Goal: Reproduce all of the records exactly.

++++ Material for this task

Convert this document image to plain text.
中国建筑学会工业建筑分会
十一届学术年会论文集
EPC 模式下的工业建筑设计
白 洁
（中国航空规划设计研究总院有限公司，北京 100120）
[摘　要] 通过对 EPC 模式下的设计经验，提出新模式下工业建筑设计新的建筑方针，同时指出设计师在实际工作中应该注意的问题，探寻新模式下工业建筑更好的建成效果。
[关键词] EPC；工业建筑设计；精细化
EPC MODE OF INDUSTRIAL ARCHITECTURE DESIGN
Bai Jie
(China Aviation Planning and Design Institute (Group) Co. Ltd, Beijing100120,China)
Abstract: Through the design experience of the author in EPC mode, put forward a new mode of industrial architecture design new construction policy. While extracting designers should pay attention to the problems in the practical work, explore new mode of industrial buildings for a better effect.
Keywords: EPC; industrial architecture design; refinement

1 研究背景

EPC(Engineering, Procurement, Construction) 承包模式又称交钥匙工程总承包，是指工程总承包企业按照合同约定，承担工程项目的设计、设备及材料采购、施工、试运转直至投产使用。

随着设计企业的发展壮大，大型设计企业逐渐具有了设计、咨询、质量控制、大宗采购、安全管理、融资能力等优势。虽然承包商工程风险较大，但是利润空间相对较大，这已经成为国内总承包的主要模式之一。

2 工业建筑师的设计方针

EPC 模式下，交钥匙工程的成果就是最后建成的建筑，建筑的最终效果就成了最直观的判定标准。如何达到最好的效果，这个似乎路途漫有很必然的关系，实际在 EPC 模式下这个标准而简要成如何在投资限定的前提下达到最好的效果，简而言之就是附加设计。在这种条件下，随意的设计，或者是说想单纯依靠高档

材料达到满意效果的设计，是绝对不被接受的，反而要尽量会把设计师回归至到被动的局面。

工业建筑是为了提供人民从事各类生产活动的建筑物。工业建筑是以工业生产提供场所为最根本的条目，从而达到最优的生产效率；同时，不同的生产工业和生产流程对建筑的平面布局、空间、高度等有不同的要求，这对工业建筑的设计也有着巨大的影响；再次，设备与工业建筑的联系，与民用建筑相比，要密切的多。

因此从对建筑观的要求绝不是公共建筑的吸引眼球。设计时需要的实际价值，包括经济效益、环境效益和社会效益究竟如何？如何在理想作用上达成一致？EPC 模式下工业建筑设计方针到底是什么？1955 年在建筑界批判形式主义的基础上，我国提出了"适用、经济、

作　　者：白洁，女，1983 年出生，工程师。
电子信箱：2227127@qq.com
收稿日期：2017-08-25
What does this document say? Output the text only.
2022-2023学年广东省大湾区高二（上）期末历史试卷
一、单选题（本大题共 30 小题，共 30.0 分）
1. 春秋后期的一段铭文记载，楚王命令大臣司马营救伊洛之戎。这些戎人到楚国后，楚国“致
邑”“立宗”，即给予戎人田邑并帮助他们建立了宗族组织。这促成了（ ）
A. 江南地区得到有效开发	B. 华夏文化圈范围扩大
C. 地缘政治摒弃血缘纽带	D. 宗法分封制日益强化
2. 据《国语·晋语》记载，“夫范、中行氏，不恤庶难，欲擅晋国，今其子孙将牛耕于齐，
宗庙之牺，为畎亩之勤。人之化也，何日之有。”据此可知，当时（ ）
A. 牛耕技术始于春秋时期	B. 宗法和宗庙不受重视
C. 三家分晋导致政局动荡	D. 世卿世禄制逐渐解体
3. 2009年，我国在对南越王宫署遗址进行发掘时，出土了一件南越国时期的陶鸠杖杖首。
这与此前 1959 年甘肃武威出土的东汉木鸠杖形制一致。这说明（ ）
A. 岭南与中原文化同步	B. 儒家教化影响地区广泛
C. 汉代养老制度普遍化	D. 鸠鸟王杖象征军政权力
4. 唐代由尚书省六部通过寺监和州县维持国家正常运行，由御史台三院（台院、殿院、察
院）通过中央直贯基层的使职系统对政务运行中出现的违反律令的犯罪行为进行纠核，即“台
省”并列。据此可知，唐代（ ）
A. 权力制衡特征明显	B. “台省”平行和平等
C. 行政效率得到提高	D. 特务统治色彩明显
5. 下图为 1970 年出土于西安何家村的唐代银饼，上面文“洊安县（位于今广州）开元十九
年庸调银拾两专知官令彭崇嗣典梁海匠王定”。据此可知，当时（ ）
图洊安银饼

++++++++

Solution:
Convert this document image to plain text.
中国建筑学会工业建筑分会
十一届学术年会论文集
EPC 模式下的工业建筑设计
白 洁
（中国航空规划设计研究总院有限公司，北京 100120）
[摘　要] 通过对 EPC 模式下的设计经验，提出新模式下工业建筑设计新的建筑方针，同时指出设计师在实际工作中应该注意的问题，探寻新模式下工业建筑更好的建成效果。
[关键词] EPC；工业建筑设计；精细化
EPC MODE OF INDUSTRIAL ARCHITECTURE DESIGN
Bai Jie
(China Aviation Planning and Design Institute (Group) Co. Ltd, Beijing100120,China)
Abstract: Through the design experience of the author in EPC mode, put forward a new mode of industrial architecture design new construction policy. While extracting designers should pay attention to the problems in the practical work, explore new mode of industrial buildings for a better effect.
Keywords: EPC; industrial architecture design; refinement

1 研究背景

EPC(Engineering, Procurement, Construction) 承包模式又称交钥匙工程总承包，是指工程总承包企业按照合同约定，承担工程项目的设计、设备及材料采购、施工、试运转直至投产使用。

随着设计企业的发展壮大，大型设计企业逐渐具有了设计、咨询、质量控制、大宗采购、安全管理、融资能力等优势。虽然承包商工程风险较大，但是利润空间相对较大，这已经成为国内总承包的主要模式之一。

2 工业建筑师的设计方针

EPC 模式下，交钥匙工程的成果就是最后建成的建筑，建筑的最终效果就成了最直观的判定标准。如何达到最好的效果，这个似乎路途漫有很必然的关系，实际在 EPC 模式下这个标准而简要成如何在投资限定的前提下达到最好的效果，简而言之就是附加设计。在这种条件下，随意的设计，或者是说想单纯依靠高档

材料达到满意效果的设计，是绝对不被接受的，反而要尽量会把设计师回归至到被动的局面。

工业建筑是为了提供人民从事各类生产活动的建筑物。工业建筑是以工业生产提供场所为最根本的条目，从而达到最优的生产效率；同时，不同的生产工业和生产流程对建筑的平面布局、空间、高度等有不同的要求，这对工业建筑的设计也有着巨大的影响；再次，设备与工业建筑的联系，与民用建筑相比，要密切的多。

因此从对建筑观的要求绝不是公共建筑的吸引眼球。设计时需要的实际价值，包括经济效益、环境效益和社会效益究竟如何？如何在理想作用上达成一致？EPC 模式下工业建筑设计方针到底是什么？1955 年在建筑界批判形式主义的基础上，我国提出了"适用、经济、

作　　者：白洁，女，1983 年出生，工程师。
电子信箱：2227127@qq.com
收稿日期：2017-08-25
What does this document say? Output the text only.
2022-2023学年广东省大湾区高二（上）期末历史试卷
一、单选题（本大题共 30 小题，共 30.0 分）
1. 春秋后期的一段铭文记载，楚王命令大臣司马营救伊洛之戎。这些戎人到楚国后，楚国“致
邑”“立宗”，即给予戎人田邑并帮助他们建立了宗族组织。这促成了（ ）
A. 江南地区得到有效开发	B. 华夏文化圈范围扩大
C. 地缘政治摒弃血缘纽带	D. 宗法分封制日益强化
2. 据《国语·晋语》记载，“夫范、中行氏，不恤庶难，欲擅晋国，今其子孙将牛耕于齐，
宗庙之牺，为畎亩之勤。人之化也，何日之有。”据此可知，当时（ ）
A. 牛耕技术始于春秋时期	B. 宗法和宗庙不受重视
C. 三家分晋导致政局动荡	D. 世卿世禄制逐渐解体
3. 2009年，我国在对南越王宫署遗址进行发掘时，出土了一件南越国时期的陶鸠杖杖首。
这与此前 1959 年甘肃武威出土的东汉木鸠杖形制一致。这说明（ ）
A. 岭南与中原文化同步	B. 儒家教化影响地区广泛
C. 汉代养老制度普遍化	D. 鸠鸟王杖象征军政权力
4. 唐代由尚书省六部通过寺监和州县维持国家正常运行，由御史台三院（台院、殿院、察
院）通过中央直贯基层的使职系统对政务运行中出现的违反律令的犯罪行为进行纠核，即“台
省”并列。据此可知，唐代（ ）
A. 权力制衡特征明显	B. “台省”平行和平等
C. 行政效率得到提高	D. 特务统治色彩明显
5. 下图为 1970 年出土于西安何家村的唐代银饼，上面文“洊安县（位于今广州）开元十九
年庸调银拾两专知官令彭崇嗣典梁海匠王定”。据此可知，当时（ ）
图洊安银饼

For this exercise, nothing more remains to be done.